# SUPPLIED TEXT
+ + +

[Haskell-cafe] serialized data structures (Was: Generalized, named, and exportable default declarations)

Tue Apr 13 20:23:06 UTC 2021

On Tue, 13 Apr 2021, Olaf Klinke wrote:

>> What if we would not complicate the language and generalize syntactic 
>> sugar for Text, but instead improve data layout for all Haskell types and 
>> eventually make a custom Text type unnecessary?
>
> So essentially Gibbon's aim is to make String work like Text under the
> hood, without me having to worry about it? +1 for that!

In principle yes.

I think the idea is the following: Linked data structures were invented 
decades ago in order to easily perform in-place updates, e.g. insert and 
remove elements from lists and trees. However, in Haskell we do not allow 
in-place modifications and copying a data structure is not much more 
expensive than traversing it. But if we copy the whole tree anyway why do 
we still need pointers? We have to acknowledge that linked lists come with 
some costs. A linked list with elements spread across memory have 
cache-unfriendly access patterns. In contrast to that a serialized tree is 
compact in memory and very cache friendly. You can still access a subtree 
without copying.

Yet, linked data structures allow sharing of sub-trees or common list 
tails. For this case we still need pointers. But maybe not as many as 
today. Gibbon solves this by using two alternative internal identifiers 
for every data constructor: One for an embedded subtree and one for a 
pointer to a subtree.

This way a list or a String could be hold in one memory chunk or it could 
be effectively a linked list of chunks or a linked list of single 
characters if required.

+ + +

# RECORDED DATA

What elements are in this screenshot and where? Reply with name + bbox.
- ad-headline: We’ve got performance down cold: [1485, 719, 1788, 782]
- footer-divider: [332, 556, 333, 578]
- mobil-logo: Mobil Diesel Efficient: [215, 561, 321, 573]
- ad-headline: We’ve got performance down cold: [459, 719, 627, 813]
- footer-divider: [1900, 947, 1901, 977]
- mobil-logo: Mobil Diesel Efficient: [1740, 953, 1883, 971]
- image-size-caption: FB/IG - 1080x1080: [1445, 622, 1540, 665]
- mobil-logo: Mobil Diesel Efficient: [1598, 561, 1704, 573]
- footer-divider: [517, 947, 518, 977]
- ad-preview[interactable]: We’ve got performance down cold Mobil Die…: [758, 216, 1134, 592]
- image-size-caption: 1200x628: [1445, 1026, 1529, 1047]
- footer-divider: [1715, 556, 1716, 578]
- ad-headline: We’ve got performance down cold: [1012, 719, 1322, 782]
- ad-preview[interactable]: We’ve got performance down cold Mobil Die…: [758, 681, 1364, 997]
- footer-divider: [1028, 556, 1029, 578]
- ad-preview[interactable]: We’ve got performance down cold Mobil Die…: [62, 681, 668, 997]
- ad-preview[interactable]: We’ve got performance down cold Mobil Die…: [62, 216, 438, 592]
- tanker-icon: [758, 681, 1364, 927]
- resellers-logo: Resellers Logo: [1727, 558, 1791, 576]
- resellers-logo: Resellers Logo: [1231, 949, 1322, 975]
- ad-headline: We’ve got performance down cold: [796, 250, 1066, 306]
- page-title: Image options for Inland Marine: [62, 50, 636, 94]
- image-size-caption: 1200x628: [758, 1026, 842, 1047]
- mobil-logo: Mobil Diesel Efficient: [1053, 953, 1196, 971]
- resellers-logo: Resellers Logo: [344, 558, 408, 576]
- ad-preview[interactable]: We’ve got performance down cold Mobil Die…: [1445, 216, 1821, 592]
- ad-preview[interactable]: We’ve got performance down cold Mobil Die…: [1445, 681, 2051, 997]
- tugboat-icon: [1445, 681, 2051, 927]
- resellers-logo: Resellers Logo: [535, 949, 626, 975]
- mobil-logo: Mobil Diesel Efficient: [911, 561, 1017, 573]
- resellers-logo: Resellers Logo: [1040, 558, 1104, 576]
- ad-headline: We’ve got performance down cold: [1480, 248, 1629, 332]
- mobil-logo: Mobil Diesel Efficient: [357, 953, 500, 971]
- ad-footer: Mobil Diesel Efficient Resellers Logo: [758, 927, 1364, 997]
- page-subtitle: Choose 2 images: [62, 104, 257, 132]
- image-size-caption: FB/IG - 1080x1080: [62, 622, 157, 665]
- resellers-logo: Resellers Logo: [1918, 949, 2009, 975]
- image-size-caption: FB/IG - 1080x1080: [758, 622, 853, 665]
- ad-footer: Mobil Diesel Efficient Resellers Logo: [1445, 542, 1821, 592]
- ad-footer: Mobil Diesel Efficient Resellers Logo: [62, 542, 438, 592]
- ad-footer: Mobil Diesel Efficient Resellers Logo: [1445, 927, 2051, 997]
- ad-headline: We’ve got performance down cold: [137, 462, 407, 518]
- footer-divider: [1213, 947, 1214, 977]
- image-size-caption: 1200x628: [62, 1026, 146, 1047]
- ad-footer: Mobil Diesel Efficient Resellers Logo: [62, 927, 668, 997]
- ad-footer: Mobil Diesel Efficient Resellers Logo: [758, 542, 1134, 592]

+ + +

# GIVEN REQUEST 1
According to the Haskell-cafe post, what are the ways a list or a String could be held in memory? List them all.
# GIVEN REQUEST 2
In the Haskell-cafe post, how does Gibbon keep support for shared sub-trees?

# TASK RESPONSE 1
- In one memory chunk
- As a linked list of chunks
- As a linked list of single characters

# TASK RESPONSE 2
It gives every data constructor two alternative internal identifiers: one for an embedded subtree and one for a pointer to a subtree.